#### [Work task]
Continue the news report on the Sanaa clashes between Yemeni loyalist forces and tribal guards, picking up after its final sentence.

SANAA (Reuters) - Yemeni loyalist forces fought street battles with guards from a powerful tribal federation whose leader has sided with protesters demanding an end to President Ali Abdullah Saleh’s rule, witnesses said on Tuesday.
The opposition warned that such attacks by loyalists and security forces, which residents said targeted the mansion of tribal leader Sadiq al-Ahmar, could spark a civil war.
At least 21 people were killed in the clashes, which dimmed prospects for a political solution to end a transition of power tussle nearly four-month-old revolt inspired by protests that swept aside the leaders of Egypt and Tunisia.
“The clashes were violent. The sound of machinegun and mortar fire could be heard everywhere. I saw smoke rising from the entrance of the interior ministry,” one witness said.
Fourteen loyalists and security officers were killed, 30 were wounded and two missing “in the aggression launched by the Ahmars,” a security official said.
Seven of Ahmar’s men were killed, hospital doctors told Reuters.
Al Arabiya television said 24 of Ahmar’s guards were killed. The report could not be independently confirmed.
“The president (Saleh) has made an appeal to ... the Ahmars and security men to cease fire and, called on armed elements to withdraw from the ministries that they are occupying,” Abdu al-Janadi, a deputy information minister, told Al Jazeera TV.

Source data
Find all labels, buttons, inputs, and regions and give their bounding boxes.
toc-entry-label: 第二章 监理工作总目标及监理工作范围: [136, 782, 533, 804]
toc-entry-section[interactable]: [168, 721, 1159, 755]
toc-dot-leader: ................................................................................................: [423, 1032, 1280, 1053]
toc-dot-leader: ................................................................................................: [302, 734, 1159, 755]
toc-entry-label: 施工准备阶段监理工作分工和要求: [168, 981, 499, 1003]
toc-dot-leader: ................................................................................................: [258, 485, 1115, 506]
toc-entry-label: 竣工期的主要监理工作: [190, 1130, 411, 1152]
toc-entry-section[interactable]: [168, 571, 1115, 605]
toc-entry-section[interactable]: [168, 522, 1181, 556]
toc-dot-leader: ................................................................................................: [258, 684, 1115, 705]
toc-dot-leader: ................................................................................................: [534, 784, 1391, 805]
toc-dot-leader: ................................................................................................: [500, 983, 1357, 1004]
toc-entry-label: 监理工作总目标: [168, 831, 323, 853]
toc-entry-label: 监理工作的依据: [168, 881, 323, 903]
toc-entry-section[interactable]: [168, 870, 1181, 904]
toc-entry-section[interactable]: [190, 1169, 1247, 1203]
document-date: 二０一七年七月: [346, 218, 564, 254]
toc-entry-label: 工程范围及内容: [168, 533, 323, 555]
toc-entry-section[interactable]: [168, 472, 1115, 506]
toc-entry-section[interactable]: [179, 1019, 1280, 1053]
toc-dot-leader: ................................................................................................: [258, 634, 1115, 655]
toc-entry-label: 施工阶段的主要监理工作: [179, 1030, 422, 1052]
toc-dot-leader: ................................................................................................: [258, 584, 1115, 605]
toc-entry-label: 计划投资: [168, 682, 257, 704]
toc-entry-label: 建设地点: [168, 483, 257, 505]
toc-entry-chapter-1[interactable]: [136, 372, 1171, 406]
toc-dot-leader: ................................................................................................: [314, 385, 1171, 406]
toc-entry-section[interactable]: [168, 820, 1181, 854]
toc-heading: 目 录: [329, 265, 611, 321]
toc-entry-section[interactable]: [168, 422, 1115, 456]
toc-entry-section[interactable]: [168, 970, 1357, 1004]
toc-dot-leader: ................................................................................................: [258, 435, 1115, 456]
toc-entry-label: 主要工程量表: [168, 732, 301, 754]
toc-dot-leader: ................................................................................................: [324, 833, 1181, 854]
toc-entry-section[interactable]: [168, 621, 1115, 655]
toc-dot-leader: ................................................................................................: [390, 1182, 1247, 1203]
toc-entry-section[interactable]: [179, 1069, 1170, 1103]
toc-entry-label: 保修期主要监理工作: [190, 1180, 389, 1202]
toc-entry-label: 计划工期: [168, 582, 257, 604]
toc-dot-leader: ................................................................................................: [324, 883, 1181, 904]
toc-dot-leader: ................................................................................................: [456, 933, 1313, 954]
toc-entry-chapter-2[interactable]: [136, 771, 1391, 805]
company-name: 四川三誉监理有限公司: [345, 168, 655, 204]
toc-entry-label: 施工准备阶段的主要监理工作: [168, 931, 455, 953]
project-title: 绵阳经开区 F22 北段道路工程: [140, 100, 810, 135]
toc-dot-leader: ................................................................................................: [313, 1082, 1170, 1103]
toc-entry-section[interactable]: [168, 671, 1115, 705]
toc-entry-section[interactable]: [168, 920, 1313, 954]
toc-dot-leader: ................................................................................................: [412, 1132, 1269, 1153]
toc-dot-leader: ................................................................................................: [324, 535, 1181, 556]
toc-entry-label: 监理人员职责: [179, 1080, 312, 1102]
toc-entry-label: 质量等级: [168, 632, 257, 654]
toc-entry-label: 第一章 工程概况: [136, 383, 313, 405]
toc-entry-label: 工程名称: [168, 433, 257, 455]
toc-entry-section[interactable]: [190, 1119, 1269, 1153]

#### [Answer]
The government accused Ahmar’s men of “attempting a coup” by attacking the Interior Ministry and several other government and police buildings.
The clashes followed the collapse on Sunday of a transition deal mediated by Gulf neighbours that Saleh was to have signed that would have given him immunity from prosecution.
The shooting, in the sandbagged streets near a fortified mansion belonging to the wealthy and politically powerful Ahmar clan, pitted loyalist forces against guards of Sadiq al-Ahmar, head of a tribal group from which Saleh also hails.
“The attack on (Ahmar’s) house ... is a symptom of the hysteria experienced by President Saleh and his entourage and their insistence on engulfing the country in a civil war,” the opposition coalition said in a statement.
Several mediators, including a security police head, were injured in the attack on the Ahmar house, where they had gathered to try to end the fighting, an opposition leader said.
Ahmar’s house and the adjacent residence of another Ahmar tribal leader, were damaged in the attacks, residents said.
Footage, which Al Jazeera television said was from inside the house, showed dazed and bloodied tribal guards carrying wounded comrades across ornate halls as dust filled the air.
Saleh loyalists and army forces used mortars and rocket-propelled grenades in the attack, witnesses told Reuters.
Fighting in the same area of the capital on Monday killed seven people.
U.S. PRESSES SALEH TO SIGN GULF-SPONSORED DEAL
The Gulf Cooperation Council (GCC) bloc of Yemen’s wealthy oil-exporting neighbours that spearheaded the transition deal, which Saleh has three times rebuffed at the last minute, later suspended it due to a “lack of suitable conditions.”
In Washington, State Department spokesman Mark Toner said the United States believed the GCC deal was still on the table.
“President Saleh has an agreement in front of him. He needs to sign it and put Yemen on a positive path so that they can resolve the current situation,” Toner said.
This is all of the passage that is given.